▶ REQUIRED TASK: Keep the wording of each record exactly the same when you repeat it, and leave out pictures.
..........
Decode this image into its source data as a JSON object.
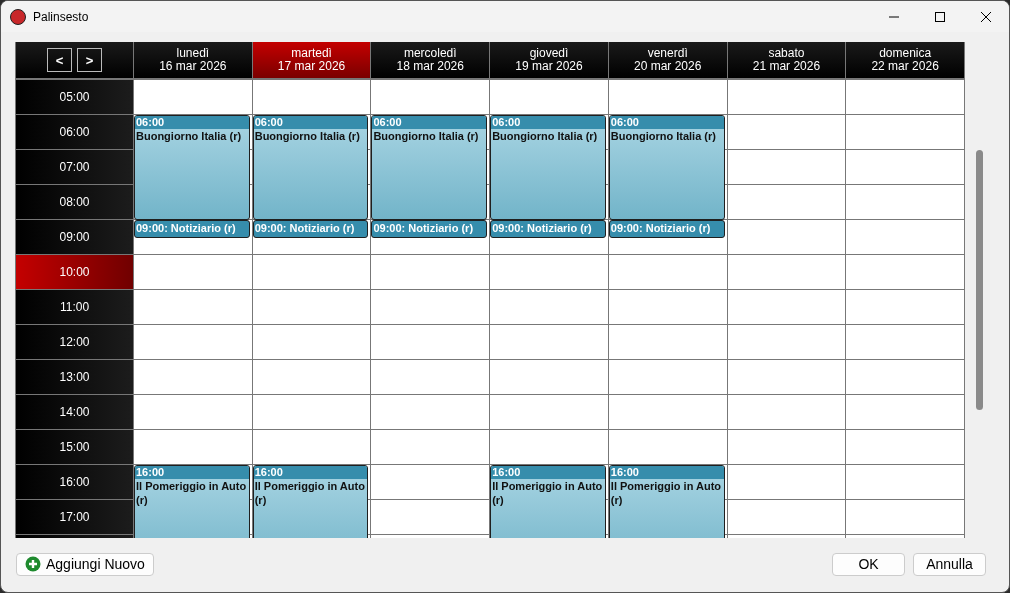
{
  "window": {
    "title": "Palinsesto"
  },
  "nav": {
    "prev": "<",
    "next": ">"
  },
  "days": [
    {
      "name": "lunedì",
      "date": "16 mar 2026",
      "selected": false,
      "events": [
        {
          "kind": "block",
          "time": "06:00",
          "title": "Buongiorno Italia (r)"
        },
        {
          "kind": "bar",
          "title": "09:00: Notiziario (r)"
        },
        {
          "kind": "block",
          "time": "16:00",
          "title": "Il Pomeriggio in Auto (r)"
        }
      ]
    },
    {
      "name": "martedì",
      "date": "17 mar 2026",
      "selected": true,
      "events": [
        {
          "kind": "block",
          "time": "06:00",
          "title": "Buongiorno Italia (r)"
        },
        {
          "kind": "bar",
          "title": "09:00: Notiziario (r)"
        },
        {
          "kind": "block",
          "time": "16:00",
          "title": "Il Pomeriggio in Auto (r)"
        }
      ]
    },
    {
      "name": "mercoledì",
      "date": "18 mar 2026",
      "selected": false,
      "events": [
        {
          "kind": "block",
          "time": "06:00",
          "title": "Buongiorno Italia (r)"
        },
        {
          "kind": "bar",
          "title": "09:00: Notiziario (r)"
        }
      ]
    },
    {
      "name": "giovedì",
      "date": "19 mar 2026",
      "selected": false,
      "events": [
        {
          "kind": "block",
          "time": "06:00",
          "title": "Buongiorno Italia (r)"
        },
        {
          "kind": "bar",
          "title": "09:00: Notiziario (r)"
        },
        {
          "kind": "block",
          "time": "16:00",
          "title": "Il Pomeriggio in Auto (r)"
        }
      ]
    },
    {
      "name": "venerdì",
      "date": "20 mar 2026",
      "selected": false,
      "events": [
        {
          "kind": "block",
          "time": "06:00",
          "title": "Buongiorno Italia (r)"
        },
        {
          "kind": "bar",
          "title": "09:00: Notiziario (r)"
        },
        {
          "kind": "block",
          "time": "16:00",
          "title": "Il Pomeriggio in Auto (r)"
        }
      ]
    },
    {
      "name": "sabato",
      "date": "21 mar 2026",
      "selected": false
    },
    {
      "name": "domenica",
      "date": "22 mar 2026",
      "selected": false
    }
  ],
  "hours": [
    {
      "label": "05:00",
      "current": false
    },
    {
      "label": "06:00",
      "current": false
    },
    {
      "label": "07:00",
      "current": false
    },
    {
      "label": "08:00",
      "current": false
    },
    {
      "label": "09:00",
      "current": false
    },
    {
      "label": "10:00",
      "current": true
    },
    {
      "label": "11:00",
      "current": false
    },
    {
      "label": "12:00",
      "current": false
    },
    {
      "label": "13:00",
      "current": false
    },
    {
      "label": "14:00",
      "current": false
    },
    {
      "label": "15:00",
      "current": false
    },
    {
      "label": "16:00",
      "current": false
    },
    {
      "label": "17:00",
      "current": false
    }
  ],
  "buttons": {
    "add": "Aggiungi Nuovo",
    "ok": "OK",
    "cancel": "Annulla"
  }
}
..........
▶ SOLUTION:
Decode this image into its source data as a JSON object.
{
  "window": {
    "title": "Palinsesto"
  },
  "nav": {
    "prev": "<",
    "next": ">"
  },
  "days": [
    {
      "name": "lunedì",
      "date": "16 mar 2026",
      "selected": false,
      "events": [
        {
          "kind": "block",
          "time": "06:00",
          "title": "Buongiorno Italia (r)"
        },
        {
          "kind": "bar",
          "title": "09:00: Notiziario (r)"
        },
        {
          "kind": "block",
          "time": "16:00",
          "title": "Il Pomeriggio in Auto (r)"
        }
      ]
    },
    {
      "name": "martedì",
      "date": "17 mar 2026",
      "selected": true,
      "events": [
        {
          "kind": "block",
          "time": "06:00",
          "title": "Buongiorno Italia (r)"
        },
        {
          "kind": "bar",
          "title": "09:00: Notiziario (r)"
        },
        {
          "kind": "block",
          "time": "16:00",
          "title": "Il Pomeriggio in Auto (r)"
        }
      ]
    },
    {
      "name": "mercoledì",
      "date": "18 mar 2026",
      "selected": false,
      "events": [
        {
          "kind": "block",
          "time": "06:00",
          "title": "Buongiorno Italia (r)"
        },
        {
          "kind": "bar",
          "title": "09:00: Notiziario (r)"
        }
      ]
    },
    {
      "name": "giovedì",
      "date": "19 mar 2026",
      "selected": false,
      "events": [
        {
          "kind": "block",
          "time": "06:00",
          "title": "Buongiorno Italia (r)"
        },
        {
          "kind": "bar",
          "title": "09:00: Notiziario (r)"
        },
        {
          "kind": "block",
          "time": "16:00",
          "title": "Il Pomeriggio in Auto (r)"
        }
      ]
    },
    {
      "name": "venerdì",
      "date": "20 mar 2026",
      "selected": false,
      "events": [
        {
          "kind": "block",
          "time": "06:00",
          "title": "Buongiorno Italia (r)"
        },
        {
          "kind": "bar",
          "title": "09:00: Notiziario (r)"
        },
        {
          "kind": "block",
          "time": "16:00",
          "title": "Il Pomeriggio in Auto (r)"
        }
      ]
    },
    {
      "name": "sabato",
      "date": "21 mar 2026",
      "selected": false
    },
    {
      "name": "domenica",
      "date": "22 mar 2026",
      "selected": false
    }
  ],
  "hours": [
    {
      "label": "05:00",
      "current": false
    },
    {
      "label": "06:00",
      "current": false
    },
    {
      "label": "07:00",
      "current": false
    },
    {
      "label": "08:00",
      "current": false
    },
    {
      "label": "09:00",
      "current": false
    },
    {
      "label": "10:00",
      "current": true
    },
    {
      "label": "11:00",
      "current": false
    },
    {
      "label": "12:00",
      "current": false
    },
    {
      "label": "13:00",
      "current": false
    },
    {
      "label": "14:00",
      "current": false
    },
    {
      "label": "15:00",
      "current": false
    },
    {
      "label": "16:00",
      "current": false
    },
    {
      "label": "17:00",
      "current": false
    }
  ],
  "buttons": {
    "add": "Aggiungi Nuovo",
    "ok": "OK",
    "cancel": "Annulla"
  }
}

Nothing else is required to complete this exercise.